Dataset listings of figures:
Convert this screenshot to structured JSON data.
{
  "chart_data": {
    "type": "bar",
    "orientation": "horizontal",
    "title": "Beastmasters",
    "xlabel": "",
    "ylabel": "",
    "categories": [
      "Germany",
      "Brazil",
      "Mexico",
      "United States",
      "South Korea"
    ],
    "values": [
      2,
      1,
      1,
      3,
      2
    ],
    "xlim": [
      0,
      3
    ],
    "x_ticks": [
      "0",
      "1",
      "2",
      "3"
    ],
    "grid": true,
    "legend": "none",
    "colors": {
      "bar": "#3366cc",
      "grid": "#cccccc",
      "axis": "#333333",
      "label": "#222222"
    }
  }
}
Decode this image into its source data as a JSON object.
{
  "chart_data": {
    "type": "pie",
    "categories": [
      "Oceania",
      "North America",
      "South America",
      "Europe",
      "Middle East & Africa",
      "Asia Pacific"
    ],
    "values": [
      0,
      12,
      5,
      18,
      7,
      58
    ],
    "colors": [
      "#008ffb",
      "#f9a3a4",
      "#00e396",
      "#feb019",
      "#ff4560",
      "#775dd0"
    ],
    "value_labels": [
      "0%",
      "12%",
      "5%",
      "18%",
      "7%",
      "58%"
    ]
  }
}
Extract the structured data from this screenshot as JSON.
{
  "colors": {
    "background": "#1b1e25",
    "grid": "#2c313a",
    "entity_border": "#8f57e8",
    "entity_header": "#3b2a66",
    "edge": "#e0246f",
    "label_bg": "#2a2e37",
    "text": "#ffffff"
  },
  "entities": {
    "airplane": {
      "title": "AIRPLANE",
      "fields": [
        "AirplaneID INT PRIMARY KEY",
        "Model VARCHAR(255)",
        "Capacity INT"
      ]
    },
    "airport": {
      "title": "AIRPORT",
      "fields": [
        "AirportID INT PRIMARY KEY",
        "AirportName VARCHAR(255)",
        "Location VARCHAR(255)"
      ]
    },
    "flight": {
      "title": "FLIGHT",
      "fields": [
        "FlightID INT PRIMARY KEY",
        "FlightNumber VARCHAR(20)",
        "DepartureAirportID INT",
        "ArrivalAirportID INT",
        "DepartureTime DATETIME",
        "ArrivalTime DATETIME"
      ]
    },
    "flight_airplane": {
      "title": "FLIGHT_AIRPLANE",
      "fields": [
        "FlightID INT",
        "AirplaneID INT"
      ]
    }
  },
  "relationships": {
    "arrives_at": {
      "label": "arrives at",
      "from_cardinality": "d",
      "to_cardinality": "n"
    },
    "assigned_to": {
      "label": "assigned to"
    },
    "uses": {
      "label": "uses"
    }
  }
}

Exercise details =>
Each entry above needs to be retyped exactly.

Exercise response =>
Convert this screenshot to structured JSON data.
{
  "chart_data": {
    "type": "bar",
    "orientation": "horizontal",
    "title": "Beastmasters",
    "xlabel": "",
    "ylabel": "",
    "categories": [
      "Germany",
      "Brazil",
      "Mexico",
      "United States",
      "South Korea"
    ],
    "values": [
      2,
      1,
      1,
      3,
      2
    ],
    "xlim": [
      0,
      3
    ],
    "x_ticks": [
      "0",
      "1",
      "2",
      "3"
    ],
    "grid": true,
    "legend": "none",
    "colors": {
      "bar": "#3366cc",
      "grid": "#cccccc",
      "axis": "#333333",
      "label": "#222222"
    }
  }
}
Decode this image into its source data as a JSON object.
{
  "chart_data": {
    "type": "pie",
    "categories": [
      "Oceania",
      "North America",
      "South America",
      "Europe",
      "Middle East & Africa",
      "Asia Pacific"
    ],
    "values": [
      0,
      12,
      5,
      18,
      7,
      58
    ],
    "colors": [
      "#008ffb",
      "#f9a3a4",
      "#00e396",
      "#feb019",
      "#ff4560",
      "#775dd0"
    ],
    "value_labels": [
      "0%",
      "12%",
      "5%",
      "18%",
      "7%",
      "58%"
    ]
  }
}
Extract the structured data from this screenshot as JSON.
{
  "colors": {
    "background": "#1b1e25",
    "grid": "#2c313a",
    "entity_border": "#8f57e8",
    "entity_header": "#3b2a66",
    "edge": "#e0246f",
    "label_bg": "#2a2e37",
    "text": "#ffffff"
  },
  "entities": {
    "airplane": {
      "title": "AIRPLANE",
      "fields": [
        "AirplaneID INT PRIMARY KEY",
        "Model VARCHAR(255)",
        "Capacity INT"
      ]
    },
    "airport": {
      "title": "AIRPORT",
      "fields": [
        "AirportID INT PRIMARY KEY",
        "AirportName VARCHAR(255)",
        "Location VARCHAR(255)"
      ]
    },
    "flight": {
      "title": "FLIGHT",
      "fields": [
        "FlightID INT PRIMARY KEY",
        "FlightNumber VARCHAR(20)",
        "DepartureAirportID INT",
        "ArrivalAirportID INT",
        "DepartureTime DATETIME",
        "ArrivalTime DATETIME"
      ]
    },
    "flight_airplane": {
      "title": "FLIGHT_AIRPLANE",
      "fields": [
        "FlightID INT",
        "AirplaneID INT"
      ]
    }
  },
  "relationships": {
    "arrives_at": {
      "label": "arrives at",
      "from_cardinality": "d",
      "to_cardinality": "n"
    },
    "assigned_to": {
      "label": "assigned to"
    },
    "uses": {
      "label": "uses"
    }
  }
}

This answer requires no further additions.